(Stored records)
++++

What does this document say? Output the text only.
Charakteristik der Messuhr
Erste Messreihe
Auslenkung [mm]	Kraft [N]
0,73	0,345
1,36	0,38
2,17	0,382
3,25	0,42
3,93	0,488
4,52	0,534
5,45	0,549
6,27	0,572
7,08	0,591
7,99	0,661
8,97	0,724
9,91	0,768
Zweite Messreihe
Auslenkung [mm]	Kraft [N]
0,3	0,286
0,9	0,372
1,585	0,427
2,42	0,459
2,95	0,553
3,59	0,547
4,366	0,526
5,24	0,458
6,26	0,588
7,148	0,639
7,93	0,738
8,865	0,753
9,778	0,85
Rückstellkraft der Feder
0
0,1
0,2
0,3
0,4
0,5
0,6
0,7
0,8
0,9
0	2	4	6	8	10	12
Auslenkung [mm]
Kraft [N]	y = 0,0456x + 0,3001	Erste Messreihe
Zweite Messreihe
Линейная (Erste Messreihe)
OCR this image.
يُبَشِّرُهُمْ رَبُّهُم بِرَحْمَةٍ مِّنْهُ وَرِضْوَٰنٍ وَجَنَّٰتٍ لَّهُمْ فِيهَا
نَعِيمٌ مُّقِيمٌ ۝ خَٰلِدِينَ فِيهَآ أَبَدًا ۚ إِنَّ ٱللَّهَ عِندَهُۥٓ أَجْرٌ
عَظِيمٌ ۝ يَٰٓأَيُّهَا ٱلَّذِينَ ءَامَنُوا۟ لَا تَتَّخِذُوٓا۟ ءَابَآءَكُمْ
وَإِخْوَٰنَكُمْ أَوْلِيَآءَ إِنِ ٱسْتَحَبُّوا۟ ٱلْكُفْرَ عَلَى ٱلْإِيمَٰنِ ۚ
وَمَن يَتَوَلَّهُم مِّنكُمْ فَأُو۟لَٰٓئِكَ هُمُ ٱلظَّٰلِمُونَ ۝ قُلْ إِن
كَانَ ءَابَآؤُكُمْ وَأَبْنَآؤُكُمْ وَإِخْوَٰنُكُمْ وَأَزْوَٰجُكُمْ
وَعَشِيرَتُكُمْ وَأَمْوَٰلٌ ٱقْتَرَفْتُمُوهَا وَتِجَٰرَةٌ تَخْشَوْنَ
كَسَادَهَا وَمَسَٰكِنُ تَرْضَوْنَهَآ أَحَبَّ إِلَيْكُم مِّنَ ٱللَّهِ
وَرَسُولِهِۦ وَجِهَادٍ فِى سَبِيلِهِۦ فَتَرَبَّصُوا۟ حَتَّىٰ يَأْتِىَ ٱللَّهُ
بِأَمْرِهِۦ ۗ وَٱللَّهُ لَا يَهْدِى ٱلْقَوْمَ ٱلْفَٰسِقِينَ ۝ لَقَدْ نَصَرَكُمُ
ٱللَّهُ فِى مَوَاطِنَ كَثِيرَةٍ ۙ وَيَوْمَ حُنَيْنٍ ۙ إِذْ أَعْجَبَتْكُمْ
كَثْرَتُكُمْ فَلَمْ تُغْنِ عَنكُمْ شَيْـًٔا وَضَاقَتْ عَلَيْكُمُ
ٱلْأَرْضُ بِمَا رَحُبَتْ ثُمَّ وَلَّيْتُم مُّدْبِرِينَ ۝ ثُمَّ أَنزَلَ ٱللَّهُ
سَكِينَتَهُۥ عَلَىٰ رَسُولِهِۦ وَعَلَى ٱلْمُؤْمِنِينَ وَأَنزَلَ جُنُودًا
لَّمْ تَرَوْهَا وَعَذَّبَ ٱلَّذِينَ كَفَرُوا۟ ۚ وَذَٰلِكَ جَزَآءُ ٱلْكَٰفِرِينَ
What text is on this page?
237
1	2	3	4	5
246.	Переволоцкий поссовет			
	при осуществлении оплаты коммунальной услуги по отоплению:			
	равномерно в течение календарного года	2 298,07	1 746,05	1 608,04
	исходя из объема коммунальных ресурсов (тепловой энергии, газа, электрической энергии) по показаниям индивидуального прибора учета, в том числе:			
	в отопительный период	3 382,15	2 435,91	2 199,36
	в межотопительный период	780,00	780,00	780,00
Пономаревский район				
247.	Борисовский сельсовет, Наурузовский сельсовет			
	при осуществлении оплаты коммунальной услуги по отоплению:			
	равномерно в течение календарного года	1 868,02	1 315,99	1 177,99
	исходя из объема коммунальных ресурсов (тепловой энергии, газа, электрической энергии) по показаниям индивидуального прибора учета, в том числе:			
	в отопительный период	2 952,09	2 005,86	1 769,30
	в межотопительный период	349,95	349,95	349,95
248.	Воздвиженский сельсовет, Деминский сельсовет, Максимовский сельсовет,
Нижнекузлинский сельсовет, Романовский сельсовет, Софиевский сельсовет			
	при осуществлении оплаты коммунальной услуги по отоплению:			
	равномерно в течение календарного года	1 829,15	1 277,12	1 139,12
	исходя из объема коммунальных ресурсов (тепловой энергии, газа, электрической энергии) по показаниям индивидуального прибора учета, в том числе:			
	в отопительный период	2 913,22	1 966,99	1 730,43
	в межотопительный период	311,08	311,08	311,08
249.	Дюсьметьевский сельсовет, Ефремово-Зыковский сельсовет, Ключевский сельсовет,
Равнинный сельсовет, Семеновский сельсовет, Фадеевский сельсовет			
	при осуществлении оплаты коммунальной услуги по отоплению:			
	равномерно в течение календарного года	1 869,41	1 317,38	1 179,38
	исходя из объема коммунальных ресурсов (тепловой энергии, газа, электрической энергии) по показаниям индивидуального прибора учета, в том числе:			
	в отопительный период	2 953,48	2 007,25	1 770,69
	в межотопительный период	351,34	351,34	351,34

++++

> Exercise objective: Every line above should be written out again exactly as it stands.

> Response to the exercise:
What does this document say? Output the text only.
Charakteristik der Messuhr
Erste Messreihe
Auslenkung [mm]	Kraft [N]
0,73	0,345
1,36	0,38
2,17	0,382
3,25	0,42
3,93	0,488
4,52	0,534
5,45	0,549
6,27	0,572
7,08	0,591
7,99	0,661
8,97	0,724
9,91	0,768
Zweite Messreihe
Auslenkung [mm]	Kraft [N]
0,3	0,286
0,9	0,372
1,585	0,427
2,42	0,459
2,95	0,553
3,59	0,547
4,366	0,526
5,24	0,458
6,26	0,588
7,148	0,639
7,93	0,738
8,865	0,753
9,778	0,85
Rückstellkraft der Feder
0
0,1
0,2
0,3
0,4
0,5
0,6
0,7
0,8
0,9
0	2	4	6	8	10	12
Auslenkung [mm]
Kraft [N]	y = 0,0456x + 0,3001	Erste Messreihe
Zweite Messreihe
Линейная (Erste Messreihe)
OCR this image.
يُبَشِّرُهُمْ رَبُّهُم بِرَحْمَةٍ مِّنْهُ وَرِضْوَٰنٍ وَجَنَّٰتٍ لَّهُمْ فِيهَا
نَعِيمٌ مُّقِيمٌ ۝ خَٰلِدِينَ فِيهَآ أَبَدًا ۚ إِنَّ ٱللَّهَ عِندَهُۥٓ أَجْرٌ
عَظِيمٌ ۝ يَٰٓأَيُّهَا ٱلَّذِينَ ءَامَنُوا۟ لَا تَتَّخِذُوٓا۟ ءَابَآءَكُمْ
وَإِخْوَٰنَكُمْ أَوْلِيَآءَ إِنِ ٱسْتَحَبُّوا۟ ٱلْكُفْرَ عَلَى ٱلْإِيمَٰنِ ۚ
وَمَن يَتَوَلَّهُم مِّنكُمْ فَأُو۟لَٰٓئِكَ هُمُ ٱلظَّٰلِمُونَ ۝ قُلْ إِن
كَانَ ءَابَآؤُكُمْ وَأَبْنَآؤُكُمْ وَإِخْوَٰنُكُمْ وَأَزْوَٰجُكُمْ
وَعَشِيرَتُكُمْ وَأَمْوَٰلٌ ٱقْتَرَفْتُمُوهَا وَتِجَٰرَةٌ تَخْشَوْنَ
كَسَادَهَا وَمَسَٰكِنُ تَرْضَوْنَهَآ أَحَبَّ إِلَيْكُم مِّنَ ٱللَّهِ
وَرَسُولِهِۦ وَجِهَادٍ فِى سَبِيلِهِۦ فَتَرَبَّصُوا۟ حَتَّىٰ يَأْتِىَ ٱللَّهُ
بِأَمْرِهِۦ ۗ وَٱللَّهُ لَا يَهْدِى ٱلْقَوْمَ ٱلْفَٰسِقِينَ ۝ لَقَدْ نَصَرَكُمُ
ٱللَّهُ فِى مَوَاطِنَ كَثِيرَةٍ ۙ وَيَوْمَ حُنَيْنٍ ۙ إِذْ أَعْجَبَتْكُمْ
كَثْرَتُكُمْ فَلَمْ تُغْنِ عَنكُمْ شَيْـًٔا وَضَاقَتْ عَلَيْكُمُ
ٱلْأَرْضُ بِمَا رَحُبَتْ ثُمَّ وَلَّيْتُم مُّدْبِرِينَ ۝ ثُمَّ أَنزَلَ ٱللَّهُ
سَكِينَتَهُۥ عَلَىٰ رَسُولِهِۦ وَعَلَى ٱلْمُؤْمِنِينَ وَأَنزَلَ جُنُودًا
لَّمْ تَرَوْهَا وَعَذَّبَ ٱلَّذِينَ كَفَرُوا۟ ۚ وَذَٰلِكَ جَزَآءُ ٱلْكَٰفِرِينَ
What text is on this page?
237
1	2	3	4	5
246.	Переволоцкий поссовет			
	при осуществлении оплаты коммунальной услуги по отоплению:			
	равномерно в течение календарного года	2 298,07	1 746,05	1 608,04
	исходя из объема коммунальных ресурсов (тепловой энергии, газа, электрической энергии) по показаниям индивидуального прибора учета, в том числе:			
	в отопительный период	3 382,15	2 435,91	2 199,36
	в межотопительный период	780,00	780,00	780,00
Пономаревский район				
247.	Борисовский сельсовет, Наурузовский сельсовет			
	при осуществлении оплаты коммунальной услуги по отоплению:			
	равномерно в течение календарного года	1 868,02	1 315,99	1 177,99
	исходя из объема коммунальных ресурсов (тепловой энергии, газа, электрической энергии) по показаниям индивидуального прибора учета, в том числе:			
	в отопительный период	2 952,09	2 005,86	1 769,30
	в межотопительный период	349,95	349,95	349,95
248.	Воздвиженский сельсовет, Деминский сельсовет, Максимовский сельсовет,
Нижнекузлинский сельсовет, Романовский сельсовет, Софиевский сельсовет			
	при осуществлении оплаты коммунальной услуги по отоплению:			
	равномерно в течение календарного года	1 829,15	1 277,12	1 139,12
	исходя из объема коммунальных ресурсов (тепловой энергии, газа, электрической энергии) по показаниям индивидуального прибора учета, в том числе:			
	в отопительный период	2 913,22	1 966,99	1 730,43
	в межотопительный период	311,08	311,08	311,08
249.	Дюсьметьевский сельсовет, Ефремово-Зыковский сельсовет, Ключевский сельсовет,
Равнинный сельсовет, Семеновский сельсовет, Фадеевский сельсовет			
	при осуществлении оплаты коммунальной услуги по отоплению:			
	равномерно в течение календарного года	1 869,41	1 317,38	1 179,38
	исходя из объема коммунальных ресурсов (тепловой энергии, газа, электрической энергии) по показаниям индивидуального прибора учета, в том числе:			
	в отопительный период	2 953,48	2 007,25	1 770,69
	в межотопительный период	351,34	351,34	351,34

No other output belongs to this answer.